___ Records
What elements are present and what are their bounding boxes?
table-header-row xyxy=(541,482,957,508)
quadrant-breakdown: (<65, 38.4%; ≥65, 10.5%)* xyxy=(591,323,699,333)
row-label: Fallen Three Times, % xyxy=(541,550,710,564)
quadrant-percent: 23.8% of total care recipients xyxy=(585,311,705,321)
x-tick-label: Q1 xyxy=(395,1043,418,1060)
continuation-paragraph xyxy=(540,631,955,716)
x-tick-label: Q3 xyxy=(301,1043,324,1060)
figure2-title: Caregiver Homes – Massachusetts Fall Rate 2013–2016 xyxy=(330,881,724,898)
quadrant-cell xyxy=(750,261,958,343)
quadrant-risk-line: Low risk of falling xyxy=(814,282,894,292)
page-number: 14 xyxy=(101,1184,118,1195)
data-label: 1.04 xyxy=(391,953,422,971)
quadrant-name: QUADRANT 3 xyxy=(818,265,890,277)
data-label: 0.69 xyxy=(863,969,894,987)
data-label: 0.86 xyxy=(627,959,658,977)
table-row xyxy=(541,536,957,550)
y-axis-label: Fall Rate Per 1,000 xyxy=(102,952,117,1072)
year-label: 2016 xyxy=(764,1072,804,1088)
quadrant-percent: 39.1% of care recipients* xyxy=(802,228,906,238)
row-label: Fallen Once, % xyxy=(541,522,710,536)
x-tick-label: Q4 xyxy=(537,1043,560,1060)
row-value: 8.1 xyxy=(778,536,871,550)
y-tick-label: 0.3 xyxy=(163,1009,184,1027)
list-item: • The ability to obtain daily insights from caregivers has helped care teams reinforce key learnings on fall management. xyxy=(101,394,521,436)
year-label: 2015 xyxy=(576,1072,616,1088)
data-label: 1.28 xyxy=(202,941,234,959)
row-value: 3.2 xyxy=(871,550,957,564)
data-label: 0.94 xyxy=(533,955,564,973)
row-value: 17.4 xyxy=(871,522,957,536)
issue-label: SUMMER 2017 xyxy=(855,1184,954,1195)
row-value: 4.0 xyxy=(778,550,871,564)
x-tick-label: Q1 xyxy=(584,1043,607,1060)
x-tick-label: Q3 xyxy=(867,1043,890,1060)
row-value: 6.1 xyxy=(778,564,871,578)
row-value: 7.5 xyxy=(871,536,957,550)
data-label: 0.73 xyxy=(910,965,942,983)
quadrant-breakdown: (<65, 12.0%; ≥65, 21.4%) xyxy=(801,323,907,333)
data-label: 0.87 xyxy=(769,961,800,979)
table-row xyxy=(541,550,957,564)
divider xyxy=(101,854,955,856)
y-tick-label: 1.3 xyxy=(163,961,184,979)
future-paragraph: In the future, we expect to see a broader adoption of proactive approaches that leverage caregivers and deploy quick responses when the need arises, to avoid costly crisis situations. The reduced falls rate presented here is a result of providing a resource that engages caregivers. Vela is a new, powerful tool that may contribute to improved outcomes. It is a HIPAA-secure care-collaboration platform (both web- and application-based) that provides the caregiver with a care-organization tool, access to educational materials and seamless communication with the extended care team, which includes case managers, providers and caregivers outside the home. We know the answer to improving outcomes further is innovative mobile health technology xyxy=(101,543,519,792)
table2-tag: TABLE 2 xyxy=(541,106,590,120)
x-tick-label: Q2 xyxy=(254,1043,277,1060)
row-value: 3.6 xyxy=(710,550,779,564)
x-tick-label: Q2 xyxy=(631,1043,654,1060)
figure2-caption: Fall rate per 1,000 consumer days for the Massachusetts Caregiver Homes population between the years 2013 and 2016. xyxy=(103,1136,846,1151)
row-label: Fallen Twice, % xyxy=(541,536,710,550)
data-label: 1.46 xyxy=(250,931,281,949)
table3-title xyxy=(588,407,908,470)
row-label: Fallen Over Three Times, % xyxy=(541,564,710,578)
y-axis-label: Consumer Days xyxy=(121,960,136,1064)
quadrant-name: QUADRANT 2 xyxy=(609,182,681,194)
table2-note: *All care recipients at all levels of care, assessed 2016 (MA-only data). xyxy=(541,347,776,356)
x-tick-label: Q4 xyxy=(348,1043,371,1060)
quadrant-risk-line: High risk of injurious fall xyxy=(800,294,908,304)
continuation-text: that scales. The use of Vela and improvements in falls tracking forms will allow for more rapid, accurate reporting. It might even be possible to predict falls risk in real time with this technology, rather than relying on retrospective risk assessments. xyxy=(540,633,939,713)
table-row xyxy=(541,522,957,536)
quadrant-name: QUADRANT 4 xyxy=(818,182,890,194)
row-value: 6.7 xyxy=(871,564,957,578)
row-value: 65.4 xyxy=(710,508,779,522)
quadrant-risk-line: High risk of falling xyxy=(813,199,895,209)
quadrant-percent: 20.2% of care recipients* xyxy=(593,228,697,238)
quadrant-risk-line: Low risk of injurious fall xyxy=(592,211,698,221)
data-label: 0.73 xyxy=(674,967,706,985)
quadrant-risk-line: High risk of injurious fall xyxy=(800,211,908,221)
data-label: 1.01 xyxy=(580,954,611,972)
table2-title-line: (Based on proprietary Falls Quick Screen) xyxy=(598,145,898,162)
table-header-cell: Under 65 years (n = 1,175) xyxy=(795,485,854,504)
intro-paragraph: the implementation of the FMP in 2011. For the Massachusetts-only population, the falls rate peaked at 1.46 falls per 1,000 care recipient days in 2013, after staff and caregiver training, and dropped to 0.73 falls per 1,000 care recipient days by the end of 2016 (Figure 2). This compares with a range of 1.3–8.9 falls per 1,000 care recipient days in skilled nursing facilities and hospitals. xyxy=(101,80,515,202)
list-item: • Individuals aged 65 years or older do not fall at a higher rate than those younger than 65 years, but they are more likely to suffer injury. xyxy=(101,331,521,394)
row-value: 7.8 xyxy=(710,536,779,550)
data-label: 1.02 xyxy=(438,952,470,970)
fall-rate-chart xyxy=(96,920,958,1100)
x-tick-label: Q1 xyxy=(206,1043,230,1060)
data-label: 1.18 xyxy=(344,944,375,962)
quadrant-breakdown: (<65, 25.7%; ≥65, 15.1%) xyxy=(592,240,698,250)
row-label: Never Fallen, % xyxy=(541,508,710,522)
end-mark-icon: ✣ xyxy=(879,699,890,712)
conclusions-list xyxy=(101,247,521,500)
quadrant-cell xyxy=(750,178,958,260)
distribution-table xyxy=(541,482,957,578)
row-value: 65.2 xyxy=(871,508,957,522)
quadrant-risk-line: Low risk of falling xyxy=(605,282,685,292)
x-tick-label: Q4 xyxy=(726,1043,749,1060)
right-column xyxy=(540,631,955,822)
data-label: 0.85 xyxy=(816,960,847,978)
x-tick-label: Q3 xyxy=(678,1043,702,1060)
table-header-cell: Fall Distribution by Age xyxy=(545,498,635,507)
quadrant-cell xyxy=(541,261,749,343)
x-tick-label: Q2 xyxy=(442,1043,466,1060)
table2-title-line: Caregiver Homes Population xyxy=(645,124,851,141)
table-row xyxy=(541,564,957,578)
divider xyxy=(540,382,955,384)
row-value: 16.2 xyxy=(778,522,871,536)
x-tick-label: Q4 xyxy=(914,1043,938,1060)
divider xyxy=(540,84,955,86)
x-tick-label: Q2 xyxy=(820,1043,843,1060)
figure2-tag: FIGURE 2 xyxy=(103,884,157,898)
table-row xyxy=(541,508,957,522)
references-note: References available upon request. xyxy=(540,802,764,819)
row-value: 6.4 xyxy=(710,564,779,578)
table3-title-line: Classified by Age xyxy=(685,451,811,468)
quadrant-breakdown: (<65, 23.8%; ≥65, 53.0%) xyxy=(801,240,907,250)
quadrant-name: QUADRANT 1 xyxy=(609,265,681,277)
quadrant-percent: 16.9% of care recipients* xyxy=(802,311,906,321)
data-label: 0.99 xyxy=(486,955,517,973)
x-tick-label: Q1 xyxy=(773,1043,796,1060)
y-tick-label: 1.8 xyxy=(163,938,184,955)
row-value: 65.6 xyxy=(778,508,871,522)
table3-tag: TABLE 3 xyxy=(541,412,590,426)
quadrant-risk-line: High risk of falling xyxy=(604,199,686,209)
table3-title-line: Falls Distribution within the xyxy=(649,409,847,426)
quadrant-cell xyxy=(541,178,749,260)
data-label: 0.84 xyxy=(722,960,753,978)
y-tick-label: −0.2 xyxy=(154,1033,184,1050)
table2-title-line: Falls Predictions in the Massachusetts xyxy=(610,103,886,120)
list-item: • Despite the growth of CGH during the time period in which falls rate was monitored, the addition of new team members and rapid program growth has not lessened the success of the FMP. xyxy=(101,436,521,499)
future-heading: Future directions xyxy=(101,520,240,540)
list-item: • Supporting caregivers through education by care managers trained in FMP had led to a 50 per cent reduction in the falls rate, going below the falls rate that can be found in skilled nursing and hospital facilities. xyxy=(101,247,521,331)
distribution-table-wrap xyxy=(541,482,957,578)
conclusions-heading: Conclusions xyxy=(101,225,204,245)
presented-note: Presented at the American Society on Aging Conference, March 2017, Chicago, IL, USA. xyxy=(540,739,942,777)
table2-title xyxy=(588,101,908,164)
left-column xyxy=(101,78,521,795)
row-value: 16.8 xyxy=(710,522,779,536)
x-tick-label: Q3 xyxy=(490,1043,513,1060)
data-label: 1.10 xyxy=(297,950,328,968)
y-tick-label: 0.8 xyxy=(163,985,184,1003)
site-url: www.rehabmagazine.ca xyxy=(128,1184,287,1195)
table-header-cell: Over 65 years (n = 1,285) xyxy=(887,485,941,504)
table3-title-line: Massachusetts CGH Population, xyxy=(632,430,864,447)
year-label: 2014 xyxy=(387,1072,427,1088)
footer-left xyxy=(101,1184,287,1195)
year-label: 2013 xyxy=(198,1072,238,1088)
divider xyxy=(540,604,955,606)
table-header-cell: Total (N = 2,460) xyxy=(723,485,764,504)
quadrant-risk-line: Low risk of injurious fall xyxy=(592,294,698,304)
______
▸ **Set task**: Convert the entries, from the first line through the line containing "x-tick-label: Q1 xyxy=(584,1043,607,1060)", inclusive, into a Markdown table with the columns "No." and "Line", where "No." holds the row number and blank lines are omitted.

▸ **Exercise response**:
| No. | Line |
|---|---|
| 1 | What elements are present and what are their bounding boxes? |
| 2 | table-header-row xyxy=(541,482,957,508) |
| 3 | quadrant-breakdown: (<65, 38.4%; ≥65, 10.5%)* xyxy=(591,323,699,333) |
| 4 | row-label: Fallen Three Times, % xyxy=(541,550,710,564) |
| 5 | quadrant-percent: 23.8% of total care recipients xyxy=(585,311,705,321) |
| 6 | x-tick-label: Q1 xyxy=(395,1043,418,1060) |
| 7 | continuation-paragraph xyxy=(540,631,955,716) |
| 8 | x-tick-label: Q3 xyxy=(301,1043,324,1060) |
| 9 | figure2-title: Caregiver Homes – Massachusetts Fall Rate 2013–2016 xyxy=(330,881,724,898) |
| 10 | quadrant-cell xyxy=(750,261,958,343) |
| 11 | quadrant-risk-line: Low risk of falling xyxy=(814,282,894,292) |
| 12 | page-number: 14 xyxy=(101,1184,118,1195) |
| 13 | data-label: 1.04 xyxy=(391,953,422,971) |
| 14 | quadrant-name: QUADRANT 3 xyxy=(818,265,890,277) |
| 15 | data-label: 0.69 xyxy=(863,969,894,987) |
| 16 | data-label: 0.86 xyxy=(627,959,658,977) |
| 17 | table-row xyxy=(541,536,957,550) |
| 18 | y-axis-label: Fall Rate Per 1,000 xyxy=(102,952,117,1072) |
| 19 | year-label: 2016 xyxy=(764,1072,804,1088) |
| 20 | quadrant-percent: 39.1% of care recipients* xyxy=(802,228,906,238) |
| 21 | row-label: Fallen Once, % xyxy=(541,522,710,536) |
| 22 | x-tick-label: Q4 xyxy=(537,1043,560,1060) |
| 23 | row-value: 8.1 xyxy=(778,536,871,550) |
| 24 | y-tick-label: 0.3 xyxy=(163,1009,184,1027) |
| 25 | list-item: • The ability to obtain daily insights from caregivers has helped care teams reinforce key learnings on fall management. xyxy=(101,394,521,436) |
| 26 | year-label: 2015 xyxy=(576,1072,616,1088) |
| 27 | data-label: 1.28 xyxy=(202,941,234,959) |
| 28 | row-value: 3.2 xyxy=(871,550,957,564) |
| 29 | data-label: 0.94 xyxy=(533,955,564,973) |
| 30 | row-value: 17.4 xyxy=(871,522,957,536) |
| 31 | issue-label: SUMMER 2017 xyxy=(855,1184,954,1195) |
| 32 | row-value: 4.0 xyxy=(778,550,871,564) |
| 33 | x-tick-label: Q1 xyxy=(584,1043,607,1060) |